-- INPUT ROWS --

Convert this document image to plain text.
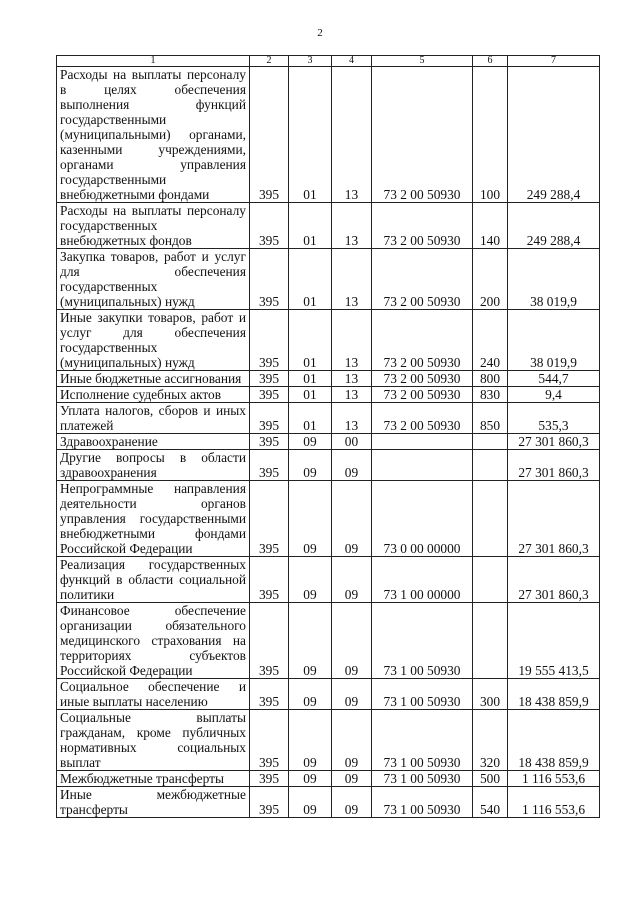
2
1	2	3	4	5	6	7
Расходы на выплаты персоналу в целях обеспечения выполнения функций государственными (муниципальными) органами, казенными учреждениями, органами управления государственными внебюджетными фондами	395	01	13	73 2 00 50930	100	249 288,4
Расходы на выплаты персоналу государственных внебюджетных фондов	395	01	13	73 2 00 50930	140	249 288,4
Закупка товаров, работ и услуг для обеспечения государственных (муниципальных) нужд	395	01	13	73 2 00 50930	200	38 019,9
Иные закупки товаров, работ и услуг для обеспечения государственных (муниципальных) нужд	395	01	13	73 2 00 50930	240	38 019,9
Иные бюджетные ассигнования	395	01	13	73 2 00 50930	800	544,7
Исполнение судебных актов	395	01	13	73 2 00 50930	830	9,4
Уплата налогов, сборов и иных платежей	395	01	13	73 2 00 50930	850	535,3
Здравоохранение	395	09	00			27 301 860,3
Другие вопросы в области здравоохранения	395	09	09			27 301 860,3
Непрограммные направления деятельности органов управления государственными внебюджетными фондами Российской Федерации	395	09	09	73 0 00 00000		27 301 860,3
Реализация государственных функций в области социальной политики	395	09	09	73 1 00 00000		27 301 860,3
Финансовое обеспечение организации обязательного медицинского страхования на территориях субъектов Российской Федерации	395	09	09	73 1 00 50930		19 555 413,5
Социальное обеспечение и иные выплаты населению	395	09	09	73 1 00 50930	300	18 438 859,9
Социальные выплаты гражданам, кроме публичных нормативных социальных выплат	395	09	09	73 1 00 50930	320	18 438 859,9
Межбюджетные трансферты	395	09	09	73 1 00 50930	500	1 116 553,6
Иные межбюджетные трансферты	395	09	09	73 1 00 50930	540	1 116 553,6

-- THE EXERCISE --
Quote each record exactly as it stands, minus the pictures.

-- WRITTEN RESPONSE --
Convert this document image to plain text.
2
1	2	3	4	5	6	7
Расходы на выплаты персоналу в целях обеспечения выполнения функций государственными (муниципальными) органами, казенными учреждениями, органами управления государственными внебюджетными фондами	395	01	13	73 2 00 50930	100	249 288,4
Расходы на выплаты персоналу государственных внебюджетных фондов	395	01	13	73 2 00 50930	140	249 288,4
Закупка товаров, работ и услуг для обеспечения государственных (муниципальных) нужд	395	01	13	73 2 00 50930	200	38 019,9
Иные закупки товаров, работ и услуг для обеспечения государственных (муниципальных) нужд	395	01	13	73 2 00 50930	240	38 019,9
Иные бюджетные ассигнования	395	01	13	73 2 00 50930	800	544,7
Исполнение судебных актов	395	01	13	73 2 00 50930	830	9,4
Уплата налогов, сборов и иных платежей	395	01	13	73 2 00 50930	850	535,3
Здравоохранение	395	09	00			27 301 860,3
Другие вопросы в области здравоохранения	395	09	09			27 301 860,3
Непрограммные направления деятельности органов управления государственными внебюджетными фондами Российской Федерации	395	09	09	73 0 00 00000		27 301 860,3
Реализация государственных функций в области социальной политики	395	09	09	73 1 00 00000		27 301 860,3
Финансовое обеспечение организации обязательного медицинского страхования на территориях субъектов Российской Федерации	395	09	09	73 1 00 50930		19 555 413,5
Социальное обеспечение и иные выплаты населению	395	09	09	73 1 00 50930	300	18 438 859,9
Социальные выплаты гражданам, кроме публичных нормативных социальных выплат	395	09	09	73 1 00 50930	320	18 438 859,9
Межбюджетные трансферты	395	09	09	73 1 00 50930	500	1 116 553,6
Иные межбюджетные трансферты	395	09	09	73 1 00 50930	540	1 116 553,6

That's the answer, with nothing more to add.